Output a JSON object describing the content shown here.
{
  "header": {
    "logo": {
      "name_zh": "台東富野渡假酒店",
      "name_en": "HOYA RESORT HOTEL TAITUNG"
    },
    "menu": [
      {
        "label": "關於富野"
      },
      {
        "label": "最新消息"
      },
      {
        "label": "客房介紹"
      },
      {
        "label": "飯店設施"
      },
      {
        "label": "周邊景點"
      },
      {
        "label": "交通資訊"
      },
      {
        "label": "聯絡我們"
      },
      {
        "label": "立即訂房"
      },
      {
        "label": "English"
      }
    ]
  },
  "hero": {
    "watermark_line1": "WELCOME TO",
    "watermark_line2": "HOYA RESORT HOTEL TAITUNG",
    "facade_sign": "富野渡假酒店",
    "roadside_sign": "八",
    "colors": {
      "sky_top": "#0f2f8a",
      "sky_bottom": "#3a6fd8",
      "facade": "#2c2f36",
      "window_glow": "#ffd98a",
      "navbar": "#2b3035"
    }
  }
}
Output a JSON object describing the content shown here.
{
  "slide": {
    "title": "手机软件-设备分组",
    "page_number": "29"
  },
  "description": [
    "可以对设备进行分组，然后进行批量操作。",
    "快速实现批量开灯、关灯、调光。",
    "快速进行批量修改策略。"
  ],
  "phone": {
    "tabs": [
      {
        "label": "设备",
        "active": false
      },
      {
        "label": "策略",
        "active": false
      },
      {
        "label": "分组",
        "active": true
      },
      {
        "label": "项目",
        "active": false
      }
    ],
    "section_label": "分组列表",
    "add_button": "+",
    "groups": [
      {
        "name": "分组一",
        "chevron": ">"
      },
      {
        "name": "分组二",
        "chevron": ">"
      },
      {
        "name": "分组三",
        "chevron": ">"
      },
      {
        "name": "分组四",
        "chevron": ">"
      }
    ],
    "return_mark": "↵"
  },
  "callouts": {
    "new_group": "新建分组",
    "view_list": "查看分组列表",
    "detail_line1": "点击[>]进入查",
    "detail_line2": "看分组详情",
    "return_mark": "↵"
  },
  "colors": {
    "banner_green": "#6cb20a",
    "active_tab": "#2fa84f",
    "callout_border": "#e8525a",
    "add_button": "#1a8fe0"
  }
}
═══
▸ **WHAT IS NEEDED**:
Produce an exact copy of all the records.

▸ **EXERCISE RESPONSE**:
Output a JSON object describing the content shown here.
{
  "header": {
    "logo": {
      "name_zh": "台東富野渡假酒店",
      "name_en": "HOYA RESORT HOTEL TAITUNG"
    },
    "menu": [
      {
        "label": "關於富野"
      },
      {
        "label": "最新消息"
      },
      {
        "label": "客房介紹"
      },
      {
        "label": "飯店設施"
      },
      {
        "label": "周邊景點"
      },
      {
        "label": "交通資訊"
      },
      {
        "label": "聯絡我們"
      },
      {
        "label": "立即訂房"
      },
      {
        "label": "English"
      }
    ]
  },
  "hero": {
    "watermark_line1": "WELCOME TO",
    "watermark_line2": "HOYA RESORT HOTEL TAITUNG",
    "facade_sign": "富野渡假酒店",
    "roadside_sign": "八",
    "colors": {
      "sky_top": "#0f2f8a",
      "sky_bottom": "#3a6fd8",
      "facade": "#2c2f36",
      "window_glow": "#ffd98a",
      "navbar": "#2b3035"
    }
  }
}
Output a JSON object describing the content shown here.
{
  "slide": {
    "title": "手机软件-设备分组",
    "page_number": "29"
  },
  "description": [
    "可以对设备进行分组，然后进行批量操作。",
    "快速实现批量开灯、关灯、调光。",
    "快速进行批量修改策略。"
  ],
  "phone": {
    "tabs": [
      {
        "label": "设备",
        "active": false
      },
      {
        "label": "策略",
        "active": false
      },
      {
        "label": "分组",
        "active": true
      },
      {
        "label": "项目",
        "active": false
      }
    ],
    "section_label": "分组列表",
    "add_button": "+",
    "groups": [
      {
        "name": "分组一",
        "chevron": ">"
      },
      {
        "name": "分组二",
        "chevron": ">"
      },
      {
        "name": "分组三",
        "chevron": ">"
      },
      {
        "name": "分组四",
        "chevron": ">"
      }
    ],
    "return_mark": "↵"
  },
  "callouts": {
    "new_group": "新建分组",
    "view_list": "查看分组列表",
    "detail_line1": "点击[>]进入查",
    "detail_line2": "看分组详情",
    "return_mark": "↵"
  },
  "colors": {
    "banner_green": "#6cb20a",
    "active_tab": "#2fa84f",
    "callout_border": "#e8525a",
    "add_button": "#1a8fe0"
  }
}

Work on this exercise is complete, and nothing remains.